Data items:
┌────────

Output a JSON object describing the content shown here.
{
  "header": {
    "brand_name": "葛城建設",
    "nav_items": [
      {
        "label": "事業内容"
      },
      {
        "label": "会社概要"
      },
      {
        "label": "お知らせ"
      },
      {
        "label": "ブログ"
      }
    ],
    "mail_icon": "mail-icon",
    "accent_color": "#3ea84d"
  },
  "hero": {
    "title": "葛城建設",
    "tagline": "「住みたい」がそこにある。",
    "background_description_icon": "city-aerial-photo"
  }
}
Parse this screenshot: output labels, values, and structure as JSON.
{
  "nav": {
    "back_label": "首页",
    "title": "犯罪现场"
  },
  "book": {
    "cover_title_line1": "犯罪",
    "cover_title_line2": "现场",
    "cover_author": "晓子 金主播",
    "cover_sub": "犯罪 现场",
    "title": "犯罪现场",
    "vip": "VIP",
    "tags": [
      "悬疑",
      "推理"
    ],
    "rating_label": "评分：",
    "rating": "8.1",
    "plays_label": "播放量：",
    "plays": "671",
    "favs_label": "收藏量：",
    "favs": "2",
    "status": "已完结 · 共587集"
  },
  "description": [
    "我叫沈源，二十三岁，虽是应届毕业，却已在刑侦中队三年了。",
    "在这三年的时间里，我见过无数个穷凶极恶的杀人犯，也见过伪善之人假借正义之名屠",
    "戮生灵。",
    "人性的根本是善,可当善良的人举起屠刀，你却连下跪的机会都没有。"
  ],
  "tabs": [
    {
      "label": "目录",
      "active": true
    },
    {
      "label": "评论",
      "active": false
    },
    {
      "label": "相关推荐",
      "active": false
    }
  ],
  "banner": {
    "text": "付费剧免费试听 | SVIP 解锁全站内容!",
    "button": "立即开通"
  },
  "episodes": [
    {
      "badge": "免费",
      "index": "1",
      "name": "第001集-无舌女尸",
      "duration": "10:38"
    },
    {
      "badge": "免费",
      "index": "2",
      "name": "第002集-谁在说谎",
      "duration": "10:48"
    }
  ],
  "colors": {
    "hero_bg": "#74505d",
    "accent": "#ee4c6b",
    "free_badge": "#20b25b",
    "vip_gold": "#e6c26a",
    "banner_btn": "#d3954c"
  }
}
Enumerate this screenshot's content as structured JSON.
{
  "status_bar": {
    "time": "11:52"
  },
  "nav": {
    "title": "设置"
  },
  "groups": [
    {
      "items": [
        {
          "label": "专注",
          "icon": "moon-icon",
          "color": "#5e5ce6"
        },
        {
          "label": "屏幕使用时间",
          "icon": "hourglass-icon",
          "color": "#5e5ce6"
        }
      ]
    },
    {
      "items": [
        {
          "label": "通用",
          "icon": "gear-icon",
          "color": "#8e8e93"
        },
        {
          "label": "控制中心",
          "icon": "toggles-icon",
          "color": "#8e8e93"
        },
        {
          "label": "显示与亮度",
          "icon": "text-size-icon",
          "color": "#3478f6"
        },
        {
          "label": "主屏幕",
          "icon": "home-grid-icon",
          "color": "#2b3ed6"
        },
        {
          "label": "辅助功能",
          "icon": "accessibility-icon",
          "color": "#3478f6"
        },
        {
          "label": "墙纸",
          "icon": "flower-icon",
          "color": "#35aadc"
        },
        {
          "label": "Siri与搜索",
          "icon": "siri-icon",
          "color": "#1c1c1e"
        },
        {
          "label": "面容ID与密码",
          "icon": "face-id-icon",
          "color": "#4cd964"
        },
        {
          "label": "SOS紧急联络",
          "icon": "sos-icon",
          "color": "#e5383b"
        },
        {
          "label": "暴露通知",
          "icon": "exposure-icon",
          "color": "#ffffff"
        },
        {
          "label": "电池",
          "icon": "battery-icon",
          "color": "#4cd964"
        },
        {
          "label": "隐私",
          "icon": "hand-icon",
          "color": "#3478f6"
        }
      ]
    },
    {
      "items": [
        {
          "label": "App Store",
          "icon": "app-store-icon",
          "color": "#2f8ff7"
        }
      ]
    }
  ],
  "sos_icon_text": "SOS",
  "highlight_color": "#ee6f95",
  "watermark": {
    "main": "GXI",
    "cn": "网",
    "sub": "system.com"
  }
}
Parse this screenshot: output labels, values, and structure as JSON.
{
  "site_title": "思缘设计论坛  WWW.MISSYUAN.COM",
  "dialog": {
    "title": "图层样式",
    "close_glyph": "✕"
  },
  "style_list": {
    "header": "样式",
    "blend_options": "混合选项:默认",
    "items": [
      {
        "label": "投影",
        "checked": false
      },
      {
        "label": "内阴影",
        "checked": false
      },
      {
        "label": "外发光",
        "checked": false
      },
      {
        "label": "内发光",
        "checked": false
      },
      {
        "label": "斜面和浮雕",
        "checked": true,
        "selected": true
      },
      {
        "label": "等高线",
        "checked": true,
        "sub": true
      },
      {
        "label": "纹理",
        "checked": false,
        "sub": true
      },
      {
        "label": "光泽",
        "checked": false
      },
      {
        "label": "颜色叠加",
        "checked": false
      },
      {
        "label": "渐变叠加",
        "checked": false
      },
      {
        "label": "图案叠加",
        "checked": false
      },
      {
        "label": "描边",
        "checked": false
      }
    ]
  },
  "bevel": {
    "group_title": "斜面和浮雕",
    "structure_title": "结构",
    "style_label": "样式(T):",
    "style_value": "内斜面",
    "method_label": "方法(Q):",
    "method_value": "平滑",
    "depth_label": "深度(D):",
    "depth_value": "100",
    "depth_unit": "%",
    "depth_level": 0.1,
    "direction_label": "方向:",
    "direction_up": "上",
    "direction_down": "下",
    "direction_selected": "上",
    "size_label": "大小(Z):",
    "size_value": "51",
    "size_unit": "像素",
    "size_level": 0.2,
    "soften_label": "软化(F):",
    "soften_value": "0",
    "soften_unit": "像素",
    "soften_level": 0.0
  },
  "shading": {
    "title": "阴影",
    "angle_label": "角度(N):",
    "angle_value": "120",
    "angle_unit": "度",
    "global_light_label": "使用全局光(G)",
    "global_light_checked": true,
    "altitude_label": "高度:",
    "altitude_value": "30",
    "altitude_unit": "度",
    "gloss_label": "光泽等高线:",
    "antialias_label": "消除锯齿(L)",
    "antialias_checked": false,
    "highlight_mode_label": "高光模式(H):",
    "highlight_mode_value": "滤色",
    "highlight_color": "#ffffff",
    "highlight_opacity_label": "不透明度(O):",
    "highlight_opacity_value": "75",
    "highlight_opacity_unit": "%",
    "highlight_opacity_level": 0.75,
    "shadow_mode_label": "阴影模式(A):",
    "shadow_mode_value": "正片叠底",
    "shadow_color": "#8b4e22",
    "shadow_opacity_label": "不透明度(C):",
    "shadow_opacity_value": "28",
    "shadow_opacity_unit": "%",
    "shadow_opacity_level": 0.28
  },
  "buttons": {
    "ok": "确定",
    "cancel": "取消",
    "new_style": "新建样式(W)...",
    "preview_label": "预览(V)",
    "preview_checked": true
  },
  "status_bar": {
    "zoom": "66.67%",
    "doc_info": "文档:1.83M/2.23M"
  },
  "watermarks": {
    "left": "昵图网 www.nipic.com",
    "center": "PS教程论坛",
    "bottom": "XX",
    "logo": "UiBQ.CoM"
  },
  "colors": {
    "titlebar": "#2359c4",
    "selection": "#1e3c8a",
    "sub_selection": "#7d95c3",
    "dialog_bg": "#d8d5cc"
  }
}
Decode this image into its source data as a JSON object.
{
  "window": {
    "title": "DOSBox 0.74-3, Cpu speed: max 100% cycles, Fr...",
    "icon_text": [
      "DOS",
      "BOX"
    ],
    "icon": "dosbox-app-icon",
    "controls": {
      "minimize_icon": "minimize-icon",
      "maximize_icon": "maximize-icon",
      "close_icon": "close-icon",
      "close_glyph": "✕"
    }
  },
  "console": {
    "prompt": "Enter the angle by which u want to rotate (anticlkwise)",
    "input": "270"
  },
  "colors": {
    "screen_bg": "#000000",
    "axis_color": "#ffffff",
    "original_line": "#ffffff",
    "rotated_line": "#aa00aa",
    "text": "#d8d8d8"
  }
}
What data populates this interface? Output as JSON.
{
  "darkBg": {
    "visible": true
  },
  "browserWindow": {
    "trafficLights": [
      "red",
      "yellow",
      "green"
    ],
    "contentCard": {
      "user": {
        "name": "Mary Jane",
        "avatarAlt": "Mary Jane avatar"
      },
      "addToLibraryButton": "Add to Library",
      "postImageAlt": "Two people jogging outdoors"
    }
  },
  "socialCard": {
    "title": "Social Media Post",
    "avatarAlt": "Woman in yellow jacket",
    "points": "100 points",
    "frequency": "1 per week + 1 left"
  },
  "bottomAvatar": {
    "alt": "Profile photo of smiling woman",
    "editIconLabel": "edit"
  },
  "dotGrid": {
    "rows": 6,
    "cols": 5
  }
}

└────────

Exercise — Identify the lines in the entries above that contain "left", then copy them out.

Exercise response —
    "left": "昵图网 www.nipic.com",
    "frequency": "1 per week + 1 left"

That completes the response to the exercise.